EXERCISE:
Work out how many lines hold the string "outside". Give that number and nothing more.

++++ GIVEN ENTRIES ++++

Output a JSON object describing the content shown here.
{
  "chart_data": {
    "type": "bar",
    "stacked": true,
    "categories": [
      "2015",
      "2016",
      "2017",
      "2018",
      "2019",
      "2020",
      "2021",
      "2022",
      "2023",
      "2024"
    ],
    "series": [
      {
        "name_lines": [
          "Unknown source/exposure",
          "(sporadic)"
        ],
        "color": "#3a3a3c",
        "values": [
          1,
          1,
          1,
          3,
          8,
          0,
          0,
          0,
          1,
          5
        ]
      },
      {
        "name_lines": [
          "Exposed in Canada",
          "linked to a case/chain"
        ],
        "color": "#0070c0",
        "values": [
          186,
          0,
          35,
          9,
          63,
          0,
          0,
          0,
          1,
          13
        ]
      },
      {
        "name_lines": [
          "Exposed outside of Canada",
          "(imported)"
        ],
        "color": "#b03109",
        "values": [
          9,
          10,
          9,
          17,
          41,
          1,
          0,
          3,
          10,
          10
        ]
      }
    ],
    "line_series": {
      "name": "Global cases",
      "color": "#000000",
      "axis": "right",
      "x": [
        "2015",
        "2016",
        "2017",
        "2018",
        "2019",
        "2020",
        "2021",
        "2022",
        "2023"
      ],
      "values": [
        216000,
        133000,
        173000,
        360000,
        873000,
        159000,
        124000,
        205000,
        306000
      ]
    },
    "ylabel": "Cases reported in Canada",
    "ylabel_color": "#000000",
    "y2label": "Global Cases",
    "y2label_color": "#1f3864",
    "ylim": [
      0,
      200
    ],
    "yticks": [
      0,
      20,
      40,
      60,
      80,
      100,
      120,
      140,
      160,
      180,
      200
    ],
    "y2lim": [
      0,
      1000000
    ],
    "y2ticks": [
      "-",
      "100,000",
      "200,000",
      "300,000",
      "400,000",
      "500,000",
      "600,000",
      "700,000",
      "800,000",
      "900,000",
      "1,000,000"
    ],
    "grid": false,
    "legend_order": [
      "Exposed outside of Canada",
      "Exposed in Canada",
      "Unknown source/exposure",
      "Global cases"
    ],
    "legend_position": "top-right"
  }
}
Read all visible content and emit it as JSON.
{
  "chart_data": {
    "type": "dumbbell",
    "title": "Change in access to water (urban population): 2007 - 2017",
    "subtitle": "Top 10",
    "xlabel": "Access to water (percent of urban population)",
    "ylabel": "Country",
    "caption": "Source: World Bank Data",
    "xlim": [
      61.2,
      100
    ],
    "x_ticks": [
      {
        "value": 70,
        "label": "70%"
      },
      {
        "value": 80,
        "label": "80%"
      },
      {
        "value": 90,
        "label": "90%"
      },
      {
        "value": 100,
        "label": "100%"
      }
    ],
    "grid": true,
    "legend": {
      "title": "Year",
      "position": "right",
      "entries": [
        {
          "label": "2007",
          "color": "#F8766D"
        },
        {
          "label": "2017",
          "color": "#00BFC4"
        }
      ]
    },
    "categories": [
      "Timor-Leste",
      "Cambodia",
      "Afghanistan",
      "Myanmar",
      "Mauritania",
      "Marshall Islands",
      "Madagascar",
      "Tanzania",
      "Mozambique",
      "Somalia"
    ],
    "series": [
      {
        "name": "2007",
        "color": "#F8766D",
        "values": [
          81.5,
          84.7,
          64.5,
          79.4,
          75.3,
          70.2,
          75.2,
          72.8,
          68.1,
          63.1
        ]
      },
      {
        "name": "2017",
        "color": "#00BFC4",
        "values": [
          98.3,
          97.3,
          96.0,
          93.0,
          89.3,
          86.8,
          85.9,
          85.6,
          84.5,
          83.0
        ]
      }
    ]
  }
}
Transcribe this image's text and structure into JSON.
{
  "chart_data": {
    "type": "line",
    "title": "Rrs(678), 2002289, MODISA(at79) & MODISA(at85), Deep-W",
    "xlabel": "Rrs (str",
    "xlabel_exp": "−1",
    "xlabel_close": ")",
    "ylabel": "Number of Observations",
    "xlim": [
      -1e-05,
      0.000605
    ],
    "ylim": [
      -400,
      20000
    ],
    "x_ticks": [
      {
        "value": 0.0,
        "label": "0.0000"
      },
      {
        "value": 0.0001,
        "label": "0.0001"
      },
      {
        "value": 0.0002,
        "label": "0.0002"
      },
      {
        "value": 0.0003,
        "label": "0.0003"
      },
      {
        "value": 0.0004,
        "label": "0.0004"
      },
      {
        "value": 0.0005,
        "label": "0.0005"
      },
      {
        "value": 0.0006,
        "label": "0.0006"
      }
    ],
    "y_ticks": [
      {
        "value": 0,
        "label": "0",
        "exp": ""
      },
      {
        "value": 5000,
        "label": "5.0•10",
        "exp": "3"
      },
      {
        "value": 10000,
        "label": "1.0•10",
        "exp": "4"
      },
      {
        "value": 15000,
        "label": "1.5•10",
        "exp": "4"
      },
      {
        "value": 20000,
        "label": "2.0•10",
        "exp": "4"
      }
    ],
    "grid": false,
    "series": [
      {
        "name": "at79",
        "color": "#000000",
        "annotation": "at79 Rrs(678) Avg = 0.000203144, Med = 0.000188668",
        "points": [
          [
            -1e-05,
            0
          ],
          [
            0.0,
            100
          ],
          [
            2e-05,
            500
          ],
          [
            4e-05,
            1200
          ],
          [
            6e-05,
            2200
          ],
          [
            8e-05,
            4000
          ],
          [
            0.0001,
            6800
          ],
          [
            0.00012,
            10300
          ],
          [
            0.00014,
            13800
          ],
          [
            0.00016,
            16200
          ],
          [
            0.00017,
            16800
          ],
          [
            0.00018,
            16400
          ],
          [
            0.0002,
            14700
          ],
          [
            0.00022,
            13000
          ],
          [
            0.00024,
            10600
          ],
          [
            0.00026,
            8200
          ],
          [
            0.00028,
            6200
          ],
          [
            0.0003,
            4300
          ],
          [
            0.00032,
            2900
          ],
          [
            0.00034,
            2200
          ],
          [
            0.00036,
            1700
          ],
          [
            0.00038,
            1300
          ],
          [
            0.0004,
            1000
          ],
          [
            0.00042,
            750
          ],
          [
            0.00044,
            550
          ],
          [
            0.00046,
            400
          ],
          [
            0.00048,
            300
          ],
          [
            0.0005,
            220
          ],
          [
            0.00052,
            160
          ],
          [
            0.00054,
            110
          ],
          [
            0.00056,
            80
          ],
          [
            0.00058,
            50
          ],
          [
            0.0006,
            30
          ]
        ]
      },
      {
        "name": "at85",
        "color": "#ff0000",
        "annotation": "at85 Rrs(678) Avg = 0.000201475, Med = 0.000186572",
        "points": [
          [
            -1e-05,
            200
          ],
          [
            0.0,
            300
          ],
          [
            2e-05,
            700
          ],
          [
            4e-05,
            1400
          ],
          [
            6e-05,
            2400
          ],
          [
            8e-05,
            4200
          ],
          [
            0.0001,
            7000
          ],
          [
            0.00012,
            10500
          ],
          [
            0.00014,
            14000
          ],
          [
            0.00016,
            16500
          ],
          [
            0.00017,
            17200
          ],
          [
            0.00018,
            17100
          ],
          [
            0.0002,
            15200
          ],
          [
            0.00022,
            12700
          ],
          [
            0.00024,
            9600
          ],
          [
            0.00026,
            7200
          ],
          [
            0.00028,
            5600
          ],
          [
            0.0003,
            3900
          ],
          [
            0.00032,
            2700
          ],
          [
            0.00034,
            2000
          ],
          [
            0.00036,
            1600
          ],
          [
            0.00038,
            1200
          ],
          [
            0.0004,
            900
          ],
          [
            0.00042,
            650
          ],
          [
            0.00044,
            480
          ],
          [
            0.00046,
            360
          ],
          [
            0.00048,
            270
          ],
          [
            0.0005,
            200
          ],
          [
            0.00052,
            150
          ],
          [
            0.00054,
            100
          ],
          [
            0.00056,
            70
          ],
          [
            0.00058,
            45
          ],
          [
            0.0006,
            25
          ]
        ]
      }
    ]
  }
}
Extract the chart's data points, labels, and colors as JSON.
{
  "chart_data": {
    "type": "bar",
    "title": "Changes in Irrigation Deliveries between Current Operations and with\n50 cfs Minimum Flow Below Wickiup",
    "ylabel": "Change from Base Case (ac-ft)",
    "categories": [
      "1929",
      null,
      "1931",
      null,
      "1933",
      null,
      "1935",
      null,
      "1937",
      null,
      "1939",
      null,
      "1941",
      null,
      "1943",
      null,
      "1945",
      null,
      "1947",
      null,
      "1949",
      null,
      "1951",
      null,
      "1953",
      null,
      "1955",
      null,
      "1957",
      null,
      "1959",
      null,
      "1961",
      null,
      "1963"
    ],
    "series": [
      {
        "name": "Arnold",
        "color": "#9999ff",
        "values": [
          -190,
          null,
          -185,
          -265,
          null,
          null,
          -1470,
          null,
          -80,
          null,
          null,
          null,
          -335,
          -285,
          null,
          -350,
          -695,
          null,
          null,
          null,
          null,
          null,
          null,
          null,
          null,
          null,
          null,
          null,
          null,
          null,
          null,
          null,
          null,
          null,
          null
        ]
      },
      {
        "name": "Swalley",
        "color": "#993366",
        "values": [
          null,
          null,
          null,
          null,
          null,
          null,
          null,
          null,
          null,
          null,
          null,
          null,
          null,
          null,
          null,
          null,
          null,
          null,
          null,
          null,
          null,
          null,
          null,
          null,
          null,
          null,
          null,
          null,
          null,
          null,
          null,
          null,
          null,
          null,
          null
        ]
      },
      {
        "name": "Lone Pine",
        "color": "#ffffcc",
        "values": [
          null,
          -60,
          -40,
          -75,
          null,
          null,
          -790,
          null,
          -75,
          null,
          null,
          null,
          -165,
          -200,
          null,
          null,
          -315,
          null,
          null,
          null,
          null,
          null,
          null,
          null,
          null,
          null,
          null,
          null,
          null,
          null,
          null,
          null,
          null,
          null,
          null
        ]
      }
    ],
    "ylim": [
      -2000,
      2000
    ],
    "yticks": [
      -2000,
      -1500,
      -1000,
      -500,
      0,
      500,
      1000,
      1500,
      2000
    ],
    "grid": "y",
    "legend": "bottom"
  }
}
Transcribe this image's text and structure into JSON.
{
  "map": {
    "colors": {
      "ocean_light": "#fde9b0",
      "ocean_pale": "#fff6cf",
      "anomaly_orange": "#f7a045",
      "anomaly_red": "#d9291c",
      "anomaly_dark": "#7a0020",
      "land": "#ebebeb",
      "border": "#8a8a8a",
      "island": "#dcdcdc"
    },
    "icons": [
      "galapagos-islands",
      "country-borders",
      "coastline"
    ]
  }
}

++++

WORKED SOLUTION:
2